TASK PROMPT
Note how many lines include the word "Address", and give that number by itself.

Collected data entries
* Begin *

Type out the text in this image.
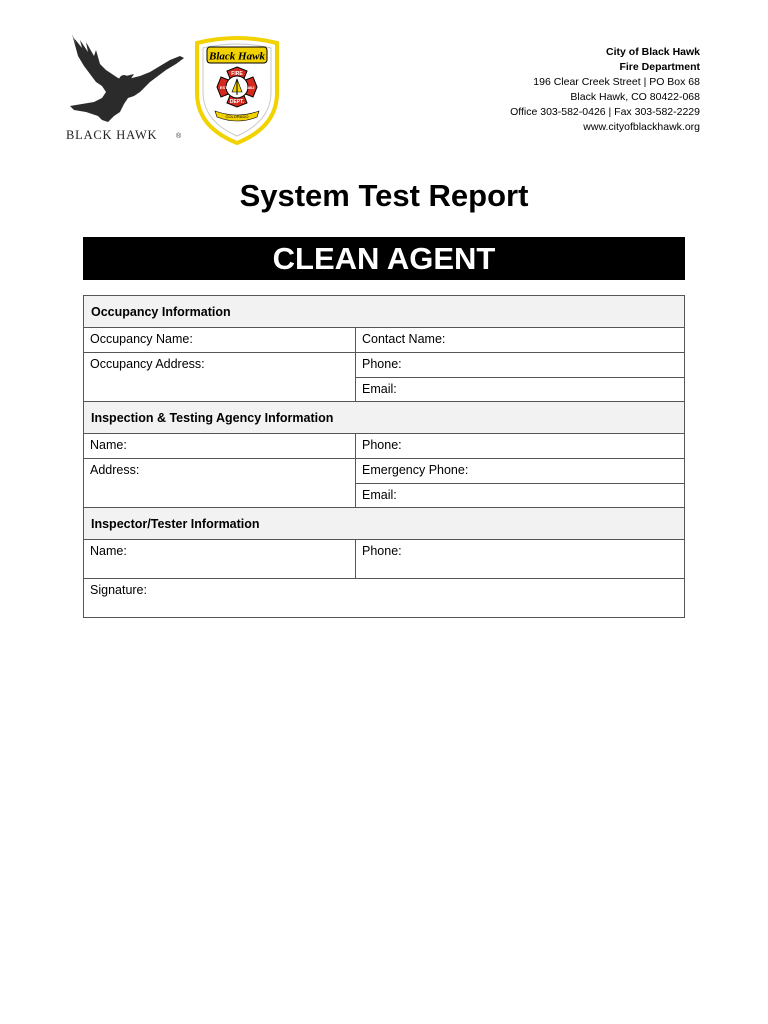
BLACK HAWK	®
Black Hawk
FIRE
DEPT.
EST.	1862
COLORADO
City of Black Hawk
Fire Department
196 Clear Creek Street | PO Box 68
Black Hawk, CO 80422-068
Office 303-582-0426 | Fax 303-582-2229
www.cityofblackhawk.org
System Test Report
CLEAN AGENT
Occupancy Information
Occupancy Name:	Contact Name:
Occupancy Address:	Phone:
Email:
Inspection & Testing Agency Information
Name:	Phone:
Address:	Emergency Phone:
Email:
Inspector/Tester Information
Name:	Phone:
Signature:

* End *
* Begin *

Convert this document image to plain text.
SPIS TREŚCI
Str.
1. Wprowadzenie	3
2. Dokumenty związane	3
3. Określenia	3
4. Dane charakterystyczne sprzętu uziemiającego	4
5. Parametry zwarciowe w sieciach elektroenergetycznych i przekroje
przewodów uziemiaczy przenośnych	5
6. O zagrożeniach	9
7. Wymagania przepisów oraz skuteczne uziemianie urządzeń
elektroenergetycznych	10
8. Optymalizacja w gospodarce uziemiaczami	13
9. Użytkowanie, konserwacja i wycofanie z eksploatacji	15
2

* End *

OUTPUT OF THE EXERCISE
2